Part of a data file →
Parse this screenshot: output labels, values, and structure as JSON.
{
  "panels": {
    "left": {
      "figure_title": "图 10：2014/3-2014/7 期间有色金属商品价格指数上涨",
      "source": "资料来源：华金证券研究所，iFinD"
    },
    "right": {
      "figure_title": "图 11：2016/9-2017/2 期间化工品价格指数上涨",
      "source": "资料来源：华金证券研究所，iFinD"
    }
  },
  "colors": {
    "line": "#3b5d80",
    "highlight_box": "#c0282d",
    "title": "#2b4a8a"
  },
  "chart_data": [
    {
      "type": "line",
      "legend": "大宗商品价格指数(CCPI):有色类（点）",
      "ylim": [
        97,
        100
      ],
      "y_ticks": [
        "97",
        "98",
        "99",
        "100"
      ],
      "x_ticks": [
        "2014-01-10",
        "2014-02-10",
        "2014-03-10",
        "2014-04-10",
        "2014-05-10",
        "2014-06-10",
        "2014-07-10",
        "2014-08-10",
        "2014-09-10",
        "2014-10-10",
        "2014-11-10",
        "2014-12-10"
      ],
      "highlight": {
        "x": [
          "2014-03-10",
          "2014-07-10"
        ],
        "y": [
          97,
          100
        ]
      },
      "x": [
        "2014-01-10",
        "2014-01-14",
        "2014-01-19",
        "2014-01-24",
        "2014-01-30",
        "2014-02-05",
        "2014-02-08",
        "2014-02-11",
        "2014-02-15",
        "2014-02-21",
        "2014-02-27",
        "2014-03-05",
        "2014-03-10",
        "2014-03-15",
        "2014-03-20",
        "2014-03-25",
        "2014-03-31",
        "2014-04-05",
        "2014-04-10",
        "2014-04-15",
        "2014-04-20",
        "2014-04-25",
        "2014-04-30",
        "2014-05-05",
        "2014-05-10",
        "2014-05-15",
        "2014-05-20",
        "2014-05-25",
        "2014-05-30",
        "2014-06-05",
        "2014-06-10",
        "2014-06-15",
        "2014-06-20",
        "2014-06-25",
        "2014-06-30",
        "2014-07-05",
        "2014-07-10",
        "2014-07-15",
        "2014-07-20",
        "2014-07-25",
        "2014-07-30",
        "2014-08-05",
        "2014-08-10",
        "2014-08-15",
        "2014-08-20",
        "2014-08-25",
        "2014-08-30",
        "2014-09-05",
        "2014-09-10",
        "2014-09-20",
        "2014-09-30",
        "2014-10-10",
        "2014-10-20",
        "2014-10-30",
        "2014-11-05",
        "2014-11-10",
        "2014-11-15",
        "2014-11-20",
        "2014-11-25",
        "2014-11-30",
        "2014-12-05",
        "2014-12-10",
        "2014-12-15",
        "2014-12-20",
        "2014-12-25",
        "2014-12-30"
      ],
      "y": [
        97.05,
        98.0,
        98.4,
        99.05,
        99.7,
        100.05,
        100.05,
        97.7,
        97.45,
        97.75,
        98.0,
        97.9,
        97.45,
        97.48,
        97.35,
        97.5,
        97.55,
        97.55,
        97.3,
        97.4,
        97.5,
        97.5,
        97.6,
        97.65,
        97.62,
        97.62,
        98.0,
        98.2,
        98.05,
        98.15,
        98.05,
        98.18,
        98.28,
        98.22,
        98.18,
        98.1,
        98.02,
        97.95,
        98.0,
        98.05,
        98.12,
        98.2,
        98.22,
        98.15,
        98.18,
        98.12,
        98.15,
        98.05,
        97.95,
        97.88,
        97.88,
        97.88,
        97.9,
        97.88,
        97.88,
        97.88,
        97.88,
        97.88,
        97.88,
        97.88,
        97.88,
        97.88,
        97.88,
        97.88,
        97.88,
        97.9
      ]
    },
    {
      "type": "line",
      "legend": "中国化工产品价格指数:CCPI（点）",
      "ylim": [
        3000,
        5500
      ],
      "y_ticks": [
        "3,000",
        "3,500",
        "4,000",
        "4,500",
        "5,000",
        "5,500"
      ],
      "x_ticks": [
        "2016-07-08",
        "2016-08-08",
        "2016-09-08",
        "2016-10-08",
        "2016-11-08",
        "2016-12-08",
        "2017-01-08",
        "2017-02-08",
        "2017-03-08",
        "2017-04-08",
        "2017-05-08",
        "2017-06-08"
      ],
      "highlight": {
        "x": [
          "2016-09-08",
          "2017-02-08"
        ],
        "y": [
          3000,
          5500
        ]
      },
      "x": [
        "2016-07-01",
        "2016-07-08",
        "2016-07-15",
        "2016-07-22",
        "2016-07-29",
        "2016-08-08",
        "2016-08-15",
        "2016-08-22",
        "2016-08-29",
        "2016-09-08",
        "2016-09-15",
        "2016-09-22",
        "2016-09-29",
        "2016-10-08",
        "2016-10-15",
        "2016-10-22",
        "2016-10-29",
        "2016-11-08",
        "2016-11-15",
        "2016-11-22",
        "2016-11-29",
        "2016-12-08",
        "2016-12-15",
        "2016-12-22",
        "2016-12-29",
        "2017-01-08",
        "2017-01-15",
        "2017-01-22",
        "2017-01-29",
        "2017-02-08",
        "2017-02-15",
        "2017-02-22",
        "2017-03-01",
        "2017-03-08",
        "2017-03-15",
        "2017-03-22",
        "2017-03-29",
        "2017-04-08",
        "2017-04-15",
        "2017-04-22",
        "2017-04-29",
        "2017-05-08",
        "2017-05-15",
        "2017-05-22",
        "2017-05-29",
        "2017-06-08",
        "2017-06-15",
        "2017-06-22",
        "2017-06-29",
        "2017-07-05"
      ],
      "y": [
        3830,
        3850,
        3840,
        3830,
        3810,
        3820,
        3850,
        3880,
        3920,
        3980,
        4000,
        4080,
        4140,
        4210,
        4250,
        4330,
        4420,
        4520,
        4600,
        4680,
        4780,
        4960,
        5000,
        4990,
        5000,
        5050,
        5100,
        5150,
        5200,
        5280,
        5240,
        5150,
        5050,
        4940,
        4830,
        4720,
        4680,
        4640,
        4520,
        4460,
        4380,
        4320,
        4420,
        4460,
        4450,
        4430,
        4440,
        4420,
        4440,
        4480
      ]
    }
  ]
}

THE TASK → Transcribe the entire listing above precisely.

THE OUTPUT →
Parse this screenshot: output labels, values, and structure as JSON.
{
  "panels": {
    "left": {
      "figure_title": "图 10：2014/3-2014/7 期间有色金属商品价格指数上涨",
      "source": "资料来源：华金证券研究所，iFinD"
    },
    "right": {
      "figure_title": "图 11：2016/9-2017/2 期间化工品价格指数上涨",
      "source": "资料来源：华金证券研究所，iFinD"
    }
  },
  "colors": {
    "line": "#3b5d80",
    "highlight_box": "#c0282d",
    "title": "#2b4a8a"
  },
  "chart_data": [
    {
      "type": "line",
      "legend": "大宗商品价格指数(CCPI):有色类（点）",
      "ylim": [
        97,
        100
      ],
      "y_ticks": [
        "97",
        "98",
        "99",
        "100"
      ],
      "x_ticks": [
        "2014-01-10",
        "2014-02-10",
        "2014-03-10",
        "2014-04-10",
        "2014-05-10",
        "2014-06-10",
        "2014-07-10",
        "2014-08-10",
        "2014-09-10",
        "2014-10-10",
        "2014-11-10",
        "2014-12-10"
      ],
      "highlight": {
        "x": [
          "2014-03-10",
          "2014-07-10"
        ],
        "y": [
          97,
          100
        ]
      },
      "x": [
        "2014-01-10",
        "2014-01-14",
        "2014-01-19",
        "2014-01-24",
        "2014-01-30",
        "2014-02-05",
        "2014-02-08",
        "2014-02-11",
        "2014-02-15",
        "2014-02-21",
        "2014-02-27",
        "2014-03-05",
        "2014-03-10",
        "2014-03-15",
        "2014-03-20",
        "2014-03-25",
        "2014-03-31",
        "2014-04-05",
        "2014-04-10",
        "2014-04-15",
        "2014-04-20",
        "2014-04-25",
        "2014-04-30",
        "2014-05-05",
        "2014-05-10",
        "2014-05-15",
        "2014-05-20",
        "2014-05-25",
        "2014-05-30",
        "2014-06-05",
        "2014-06-10",
        "2014-06-15",
        "2014-06-20",
        "2014-06-25",
        "2014-06-30",
        "2014-07-05",
        "2014-07-10",
        "2014-07-15",
        "2014-07-20",
        "2014-07-25",
        "2014-07-30",
        "2014-08-05",
        "2014-08-10",
        "2014-08-15",
        "2014-08-20",
        "2014-08-25",
        "2014-08-30",
        "2014-09-05",
        "2014-09-10",
        "2014-09-20",
        "2014-09-30",
        "2014-10-10",
        "2014-10-20",
        "2014-10-30",
        "2014-11-05",
        "2014-11-10",
        "2014-11-15",
        "2014-11-20",
        "2014-11-25",
        "2014-11-30",
        "2014-12-05",
        "2014-12-10",
        "2014-12-15",
        "2014-12-20",
        "2014-12-25",
        "2014-12-30"
      ],
      "y": [
        97.05,
        98.0,
        98.4,
        99.05,
        99.7,
        100.05,
        100.05,
        97.7,
        97.45,
        97.75,
        98.0,
        97.9,
        97.45,
        97.48,
        97.35,
        97.5,
        97.55,
        97.55,
        97.3,
        97.4,
        97.5,
        97.5,
        97.6,
        97.65,
        97.62,
        97.62,
        98.0,
        98.2,
        98.05,
        98.15,
        98.05,
        98.18,
        98.28,
        98.22,
        98.18,
        98.1,
        98.02,
        97.95,
        98.0,
        98.05,
        98.12,
        98.2,
        98.22,
        98.15,
        98.18,
        98.12,
        98.15,
        98.05,
        97.95,
        97.88,
        97.88,
        97.88,
        97.9,
        97.88,
        97.88,
        97.88,
        97.88,
        97.88,
        97.88,
        97.88,
        97.88,
        97.88,
        97.88,
        97.88,
        97.88,
        97.9
      ]
    },
    {
      "type": "line",
      "legend": "中国化工产品价格指数:CCPI（点）",
      "ylim": [
        3000,
        5500
      ],
      "y_ticks": [
        "3,000",
        "3,500",
        "4,000",
        "4,500",
        "5,000",
        "5,500"
      ],
      "x_ticks": [
        "2016-07-08",
        "2016-08-08",
        "2016-09-08",
        "2016-10-08",
        "2016-11-08",
        "2016-12-08",
        "2017-01-08",
        "2017-02-08",
        "2017-03-08",
        "2017-04-08",
        "2017-05-08",
        "2017-06-08"
      ],
      "highlight": {
        "x": [
          "2016-09-08",
          "2017-02-08"
        ],
        "y": [
          3000,
          5500
        ]
      },
      "x": [
        "2016-07-01",
        "2016-07-08",
        "2016-07-15",
        "2016-07-22",
        "2016-07-29",
        "2016-08-08",
        "2016-08-15",
        "2016-08-22",
        "2016-08-29",
        "2016-09-08",
        "2016-09-15",
        "2016-09-22",
        "2016-09-29",
        "2016-10-08",
        "2016-10-15",
        "2016-10-22",
        "2016-10-29",
        "2016-11-08",
        "2016-11-15",
        "2016-11-22",
        "2016-11-29",
        "2016-12-08",
        "2016-12-15",
        "2016-12-22",
        "2016-12-29",
        "2017-01-08",
        "2017-01-15",
        "2017-01-22",
        "2017-01-29",
        "2017-02-08",
        "2017-02-15",
        "2017-02-22",
        "2017-03-01",
        "2017-03-08",
        "2017-03-15",
        "2017-03-22",
        "2017-03-29",
        "2017-04-08",
        "2017-04-15",
        "2017-04-22",
        "2017-04-29",
        "2017-05-08",
        "2017-05-15",
        "2017-05-22",
        "2017-05-29",
        "2017-06-08",
        "2017-06-15",
        "2017-06-22",
        "2017-06-29",
        "2017-07-05"
      ],
      "y": [
        3830,
        3850,
        3840,
        3830,
        3810,
        3820,
        3850,
        3880,
        3920,
        3980,
        4000,
        4080,
        4140,
        4210,
        4250,
        4330,
        4420,
        4520,
        4600,
        4680,
        4780,
        4960,
        5000,
        4990,
        5000,
        5050,
        5100,
        5150,
        5200,
        5280,
        5240,
        5150,
        5050,
        4940,
        4830,
        4720,
        4680,
        4640,
        4520,
        4460,
        4380,
        4320,
        4420,
        4460,
        4450,
        4430,
        4440,
        4420,
        4440,
        4480
      ]
    }
  ]
}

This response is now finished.